=== Consigna ===
Cambia "Cartagena" por "Santa Marta" al reproducir el texto seleccionado desde "Era el José" hasta "empezó en serio.", ambos inclusive.

=== Texto seleccionado ===
--*--

Era el José María Córdova, aeropuerto de Rionegro, ubicado en lo más alto de las montañas para evitarle la fatiga a los aviones de tener que lanzarse de panza hasta lo más profundo del Valle de Aburrá. Ni Tacita ni yo íbamos de azul y los pocos alemanes alrededor ni iban de gris, ni tenían ninguna pretensión bélica, solo la de encontrar la puerta que los llevara a su vuelo del día. Eso sí, el entonces “nosotros” había llegado con una tardanza que sobrepasaba el demasiado tarde y que incumplía sobremanera con la puntualidad capital del check in. A esa hora ya había perdido el avión que me llevaba hasta Cartagena, mi primera escala en aquel regreso sin ganas, que se negaba a empezar en serio, hasta que empezó en serio.

--*--

(Datos de disposición espacial)

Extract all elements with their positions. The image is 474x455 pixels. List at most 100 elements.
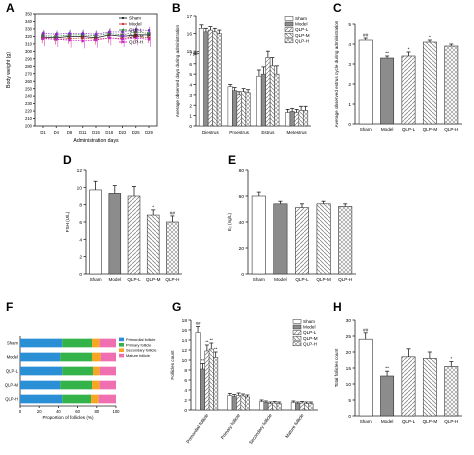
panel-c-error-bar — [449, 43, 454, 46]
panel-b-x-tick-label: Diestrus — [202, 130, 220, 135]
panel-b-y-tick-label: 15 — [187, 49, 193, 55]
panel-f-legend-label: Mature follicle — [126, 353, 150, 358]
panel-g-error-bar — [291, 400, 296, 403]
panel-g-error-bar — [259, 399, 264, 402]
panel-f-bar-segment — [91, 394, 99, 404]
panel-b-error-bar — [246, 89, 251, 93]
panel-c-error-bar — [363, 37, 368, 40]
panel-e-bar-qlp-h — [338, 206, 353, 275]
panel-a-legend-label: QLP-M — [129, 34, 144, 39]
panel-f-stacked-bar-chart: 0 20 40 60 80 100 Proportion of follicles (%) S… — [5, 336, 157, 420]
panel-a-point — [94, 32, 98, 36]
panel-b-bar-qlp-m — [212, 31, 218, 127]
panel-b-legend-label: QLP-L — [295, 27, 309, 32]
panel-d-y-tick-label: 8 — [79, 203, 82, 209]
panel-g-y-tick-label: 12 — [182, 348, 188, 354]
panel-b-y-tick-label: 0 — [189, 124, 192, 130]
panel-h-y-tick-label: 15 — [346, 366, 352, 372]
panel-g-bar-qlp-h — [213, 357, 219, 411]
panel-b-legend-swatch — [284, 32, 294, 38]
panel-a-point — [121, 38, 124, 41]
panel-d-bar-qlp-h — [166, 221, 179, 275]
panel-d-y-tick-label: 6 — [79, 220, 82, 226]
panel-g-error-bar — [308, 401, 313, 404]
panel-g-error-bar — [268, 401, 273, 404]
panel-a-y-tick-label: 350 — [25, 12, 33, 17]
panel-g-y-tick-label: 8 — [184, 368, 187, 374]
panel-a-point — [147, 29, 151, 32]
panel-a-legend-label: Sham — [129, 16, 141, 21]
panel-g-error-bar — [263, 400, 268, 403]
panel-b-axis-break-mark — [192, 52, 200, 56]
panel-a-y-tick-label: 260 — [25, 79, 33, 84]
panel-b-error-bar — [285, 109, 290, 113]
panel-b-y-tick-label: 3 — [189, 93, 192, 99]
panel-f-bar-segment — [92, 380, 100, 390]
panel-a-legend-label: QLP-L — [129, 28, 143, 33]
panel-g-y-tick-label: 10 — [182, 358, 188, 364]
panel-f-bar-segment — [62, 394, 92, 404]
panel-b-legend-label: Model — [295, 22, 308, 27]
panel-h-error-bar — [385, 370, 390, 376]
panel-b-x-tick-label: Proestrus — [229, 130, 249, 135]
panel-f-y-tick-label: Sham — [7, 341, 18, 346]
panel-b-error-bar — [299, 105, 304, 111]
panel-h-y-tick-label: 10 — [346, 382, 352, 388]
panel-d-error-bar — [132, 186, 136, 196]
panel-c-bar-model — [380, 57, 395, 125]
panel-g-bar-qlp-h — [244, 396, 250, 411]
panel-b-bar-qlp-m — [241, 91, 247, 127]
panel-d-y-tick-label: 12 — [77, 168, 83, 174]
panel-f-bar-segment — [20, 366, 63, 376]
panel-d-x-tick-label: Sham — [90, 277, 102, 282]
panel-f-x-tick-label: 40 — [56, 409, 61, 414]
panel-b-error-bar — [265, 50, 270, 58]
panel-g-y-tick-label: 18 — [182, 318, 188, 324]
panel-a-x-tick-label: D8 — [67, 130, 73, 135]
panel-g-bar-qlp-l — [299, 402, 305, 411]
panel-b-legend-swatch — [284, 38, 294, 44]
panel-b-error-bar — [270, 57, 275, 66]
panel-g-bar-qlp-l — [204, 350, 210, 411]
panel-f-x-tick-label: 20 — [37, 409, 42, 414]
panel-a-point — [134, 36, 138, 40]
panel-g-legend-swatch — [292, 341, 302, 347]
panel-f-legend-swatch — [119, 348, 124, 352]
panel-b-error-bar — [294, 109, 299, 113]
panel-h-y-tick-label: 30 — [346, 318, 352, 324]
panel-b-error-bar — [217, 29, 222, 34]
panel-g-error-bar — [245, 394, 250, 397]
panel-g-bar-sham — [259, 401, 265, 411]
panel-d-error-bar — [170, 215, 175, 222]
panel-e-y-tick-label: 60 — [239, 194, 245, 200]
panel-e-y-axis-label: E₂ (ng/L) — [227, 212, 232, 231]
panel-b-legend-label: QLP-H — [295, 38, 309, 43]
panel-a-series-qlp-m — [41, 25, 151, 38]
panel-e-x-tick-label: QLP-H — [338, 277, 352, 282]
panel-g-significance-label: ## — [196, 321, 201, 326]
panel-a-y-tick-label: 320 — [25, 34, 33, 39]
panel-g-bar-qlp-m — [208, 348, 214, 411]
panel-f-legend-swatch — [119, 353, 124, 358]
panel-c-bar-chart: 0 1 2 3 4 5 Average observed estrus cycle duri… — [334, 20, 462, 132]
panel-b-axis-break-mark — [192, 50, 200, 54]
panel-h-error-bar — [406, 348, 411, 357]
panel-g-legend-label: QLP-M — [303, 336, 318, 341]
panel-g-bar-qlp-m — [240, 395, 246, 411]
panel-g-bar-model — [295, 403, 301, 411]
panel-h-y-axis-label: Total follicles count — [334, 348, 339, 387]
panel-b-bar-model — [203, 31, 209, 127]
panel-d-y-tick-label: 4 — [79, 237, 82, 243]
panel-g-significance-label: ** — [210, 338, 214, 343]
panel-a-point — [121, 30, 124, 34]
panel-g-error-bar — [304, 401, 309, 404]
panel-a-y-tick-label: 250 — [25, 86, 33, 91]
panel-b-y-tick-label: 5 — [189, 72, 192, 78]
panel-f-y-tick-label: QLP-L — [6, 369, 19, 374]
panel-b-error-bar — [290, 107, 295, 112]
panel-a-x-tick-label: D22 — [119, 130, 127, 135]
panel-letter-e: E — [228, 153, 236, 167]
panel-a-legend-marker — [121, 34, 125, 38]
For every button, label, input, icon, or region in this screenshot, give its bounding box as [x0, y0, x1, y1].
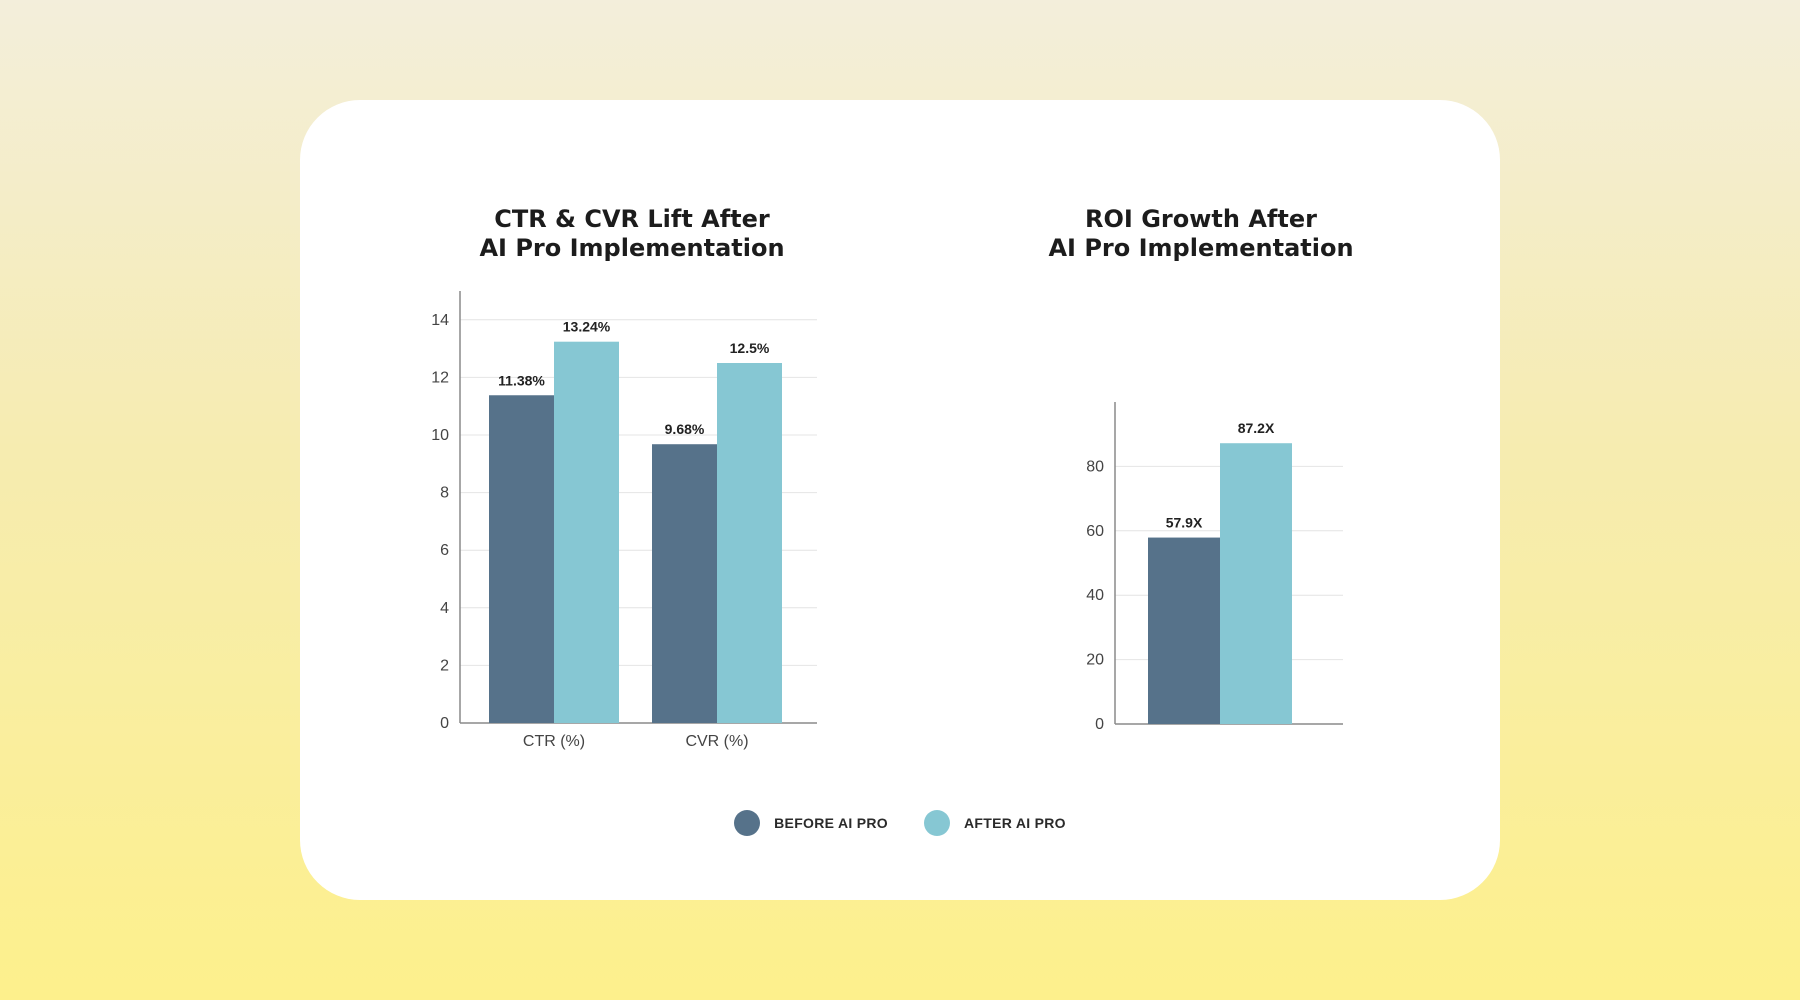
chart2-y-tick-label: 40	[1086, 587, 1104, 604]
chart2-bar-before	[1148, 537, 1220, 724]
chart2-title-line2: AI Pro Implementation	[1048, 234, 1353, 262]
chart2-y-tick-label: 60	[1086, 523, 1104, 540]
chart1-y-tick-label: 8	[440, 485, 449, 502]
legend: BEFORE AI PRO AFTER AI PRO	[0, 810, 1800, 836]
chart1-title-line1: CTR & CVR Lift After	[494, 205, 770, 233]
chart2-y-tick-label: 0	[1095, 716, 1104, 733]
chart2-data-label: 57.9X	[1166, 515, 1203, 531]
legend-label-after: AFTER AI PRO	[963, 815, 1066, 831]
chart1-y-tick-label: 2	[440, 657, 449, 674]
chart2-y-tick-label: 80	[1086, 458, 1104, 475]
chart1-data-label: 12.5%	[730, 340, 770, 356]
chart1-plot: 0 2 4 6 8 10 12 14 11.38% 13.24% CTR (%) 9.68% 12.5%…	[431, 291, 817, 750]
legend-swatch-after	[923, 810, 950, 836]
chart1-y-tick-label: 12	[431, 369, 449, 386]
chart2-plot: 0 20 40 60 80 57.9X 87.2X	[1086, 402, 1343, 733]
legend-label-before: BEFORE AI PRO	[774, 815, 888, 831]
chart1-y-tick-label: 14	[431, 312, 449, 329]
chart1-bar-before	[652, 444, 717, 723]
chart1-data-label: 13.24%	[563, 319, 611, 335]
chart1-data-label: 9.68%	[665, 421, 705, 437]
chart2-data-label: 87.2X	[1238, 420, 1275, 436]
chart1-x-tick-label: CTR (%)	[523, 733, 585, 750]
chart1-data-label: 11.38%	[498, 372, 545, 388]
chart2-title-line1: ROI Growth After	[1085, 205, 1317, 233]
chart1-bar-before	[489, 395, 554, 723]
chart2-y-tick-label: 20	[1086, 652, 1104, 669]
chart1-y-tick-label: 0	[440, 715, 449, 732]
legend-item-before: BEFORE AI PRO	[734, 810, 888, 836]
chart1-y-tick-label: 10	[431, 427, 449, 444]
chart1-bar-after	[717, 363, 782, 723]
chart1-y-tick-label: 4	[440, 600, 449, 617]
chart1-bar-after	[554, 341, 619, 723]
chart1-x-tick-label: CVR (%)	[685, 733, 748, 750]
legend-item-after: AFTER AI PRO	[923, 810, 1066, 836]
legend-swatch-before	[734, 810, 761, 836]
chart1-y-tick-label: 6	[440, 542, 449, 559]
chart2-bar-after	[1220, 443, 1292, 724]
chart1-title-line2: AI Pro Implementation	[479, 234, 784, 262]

--*--

=== Respuesta esperada ===
Era el José María Córdova, aeropuerto de Rionegro, ubicado en lo más alto de las montañas para evitarle la fatiga a los aviones de tener que lanzarse de panza hasta lo más profundo del Valle de Aburrá. Ni Tacita ni yo íbamos de azul y los pocos alemanes alrededor ni iban de gris, ni tenían ninguna pretensión bélica, solo la de encontrar la puerta que los llevara a su vuelo del día. Eso sí, el entonces “nosotros” había llegado con una tardanza que sobrepasaba el demasiado tarde y que incumplía sobremanera con la puntualidad capital del check in. A esa hora ya había perdido el avión que me llevaba hasta Santa Marta, mi primera escala en aquel regreso sin ganas, que se negaba a empezar en serio, hasta que empezó en serio.